* **What you have to do**:
Copy all lines that contain the word "JSON".

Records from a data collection
## start

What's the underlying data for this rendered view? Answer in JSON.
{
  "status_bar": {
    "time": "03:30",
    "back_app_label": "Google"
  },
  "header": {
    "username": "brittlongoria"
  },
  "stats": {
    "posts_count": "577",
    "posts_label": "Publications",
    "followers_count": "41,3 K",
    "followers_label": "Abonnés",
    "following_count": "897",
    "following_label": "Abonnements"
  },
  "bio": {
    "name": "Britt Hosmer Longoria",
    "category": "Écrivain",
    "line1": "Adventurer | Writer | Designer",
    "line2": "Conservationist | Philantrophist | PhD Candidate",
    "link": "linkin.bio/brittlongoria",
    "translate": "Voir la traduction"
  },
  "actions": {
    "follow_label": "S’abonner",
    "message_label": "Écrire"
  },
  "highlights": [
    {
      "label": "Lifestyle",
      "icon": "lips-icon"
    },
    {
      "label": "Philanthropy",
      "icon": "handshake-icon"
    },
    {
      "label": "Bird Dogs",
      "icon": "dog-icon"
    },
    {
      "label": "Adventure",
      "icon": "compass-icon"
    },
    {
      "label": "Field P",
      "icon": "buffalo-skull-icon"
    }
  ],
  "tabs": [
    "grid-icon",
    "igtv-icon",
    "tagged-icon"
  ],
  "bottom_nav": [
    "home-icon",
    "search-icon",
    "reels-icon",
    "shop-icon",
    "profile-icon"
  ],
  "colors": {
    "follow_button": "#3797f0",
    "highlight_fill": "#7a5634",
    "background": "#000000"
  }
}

## end
## start

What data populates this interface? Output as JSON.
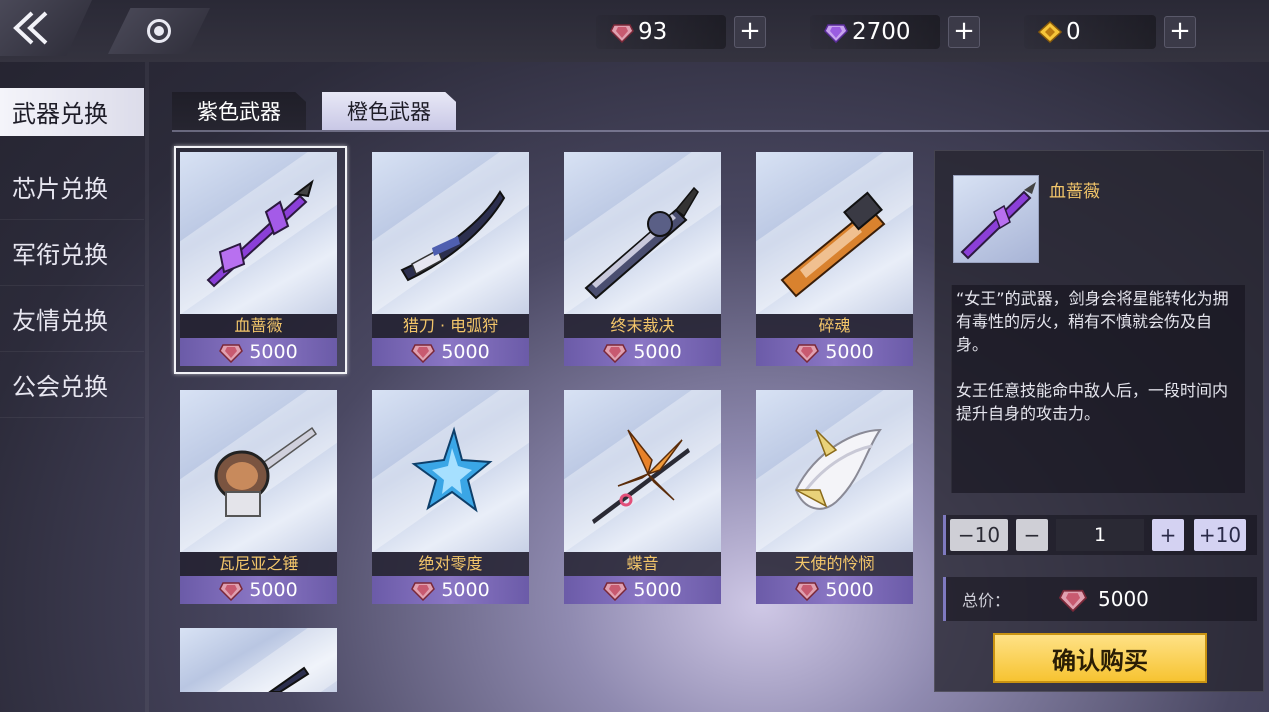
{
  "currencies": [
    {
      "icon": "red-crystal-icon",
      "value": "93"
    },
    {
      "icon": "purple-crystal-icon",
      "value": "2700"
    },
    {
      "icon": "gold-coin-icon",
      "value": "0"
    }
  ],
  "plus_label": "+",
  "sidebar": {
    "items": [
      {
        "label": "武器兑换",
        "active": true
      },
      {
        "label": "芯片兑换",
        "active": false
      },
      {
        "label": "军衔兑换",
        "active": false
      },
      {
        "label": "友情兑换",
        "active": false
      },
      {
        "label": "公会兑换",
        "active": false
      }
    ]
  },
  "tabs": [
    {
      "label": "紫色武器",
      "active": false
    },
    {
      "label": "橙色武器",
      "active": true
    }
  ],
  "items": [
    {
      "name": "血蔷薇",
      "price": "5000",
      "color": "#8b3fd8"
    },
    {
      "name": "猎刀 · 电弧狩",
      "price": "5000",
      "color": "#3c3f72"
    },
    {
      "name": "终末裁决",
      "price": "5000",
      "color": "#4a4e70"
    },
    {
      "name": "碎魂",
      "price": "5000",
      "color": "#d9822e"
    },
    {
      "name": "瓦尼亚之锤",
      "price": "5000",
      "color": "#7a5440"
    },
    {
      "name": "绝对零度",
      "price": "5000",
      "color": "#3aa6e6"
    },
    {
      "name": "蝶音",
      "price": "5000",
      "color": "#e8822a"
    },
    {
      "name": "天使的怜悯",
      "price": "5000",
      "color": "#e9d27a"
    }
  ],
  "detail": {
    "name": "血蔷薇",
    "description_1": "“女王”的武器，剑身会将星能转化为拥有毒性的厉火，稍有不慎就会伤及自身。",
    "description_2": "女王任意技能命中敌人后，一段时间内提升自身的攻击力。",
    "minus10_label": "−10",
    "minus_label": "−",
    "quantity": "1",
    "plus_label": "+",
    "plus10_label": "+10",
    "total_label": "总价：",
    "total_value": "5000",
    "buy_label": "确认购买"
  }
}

## end

* **Output of the exercise**:
What's the underlying data for this rendered view? Answer in JSON.
What data populates this interface? Output as JSON.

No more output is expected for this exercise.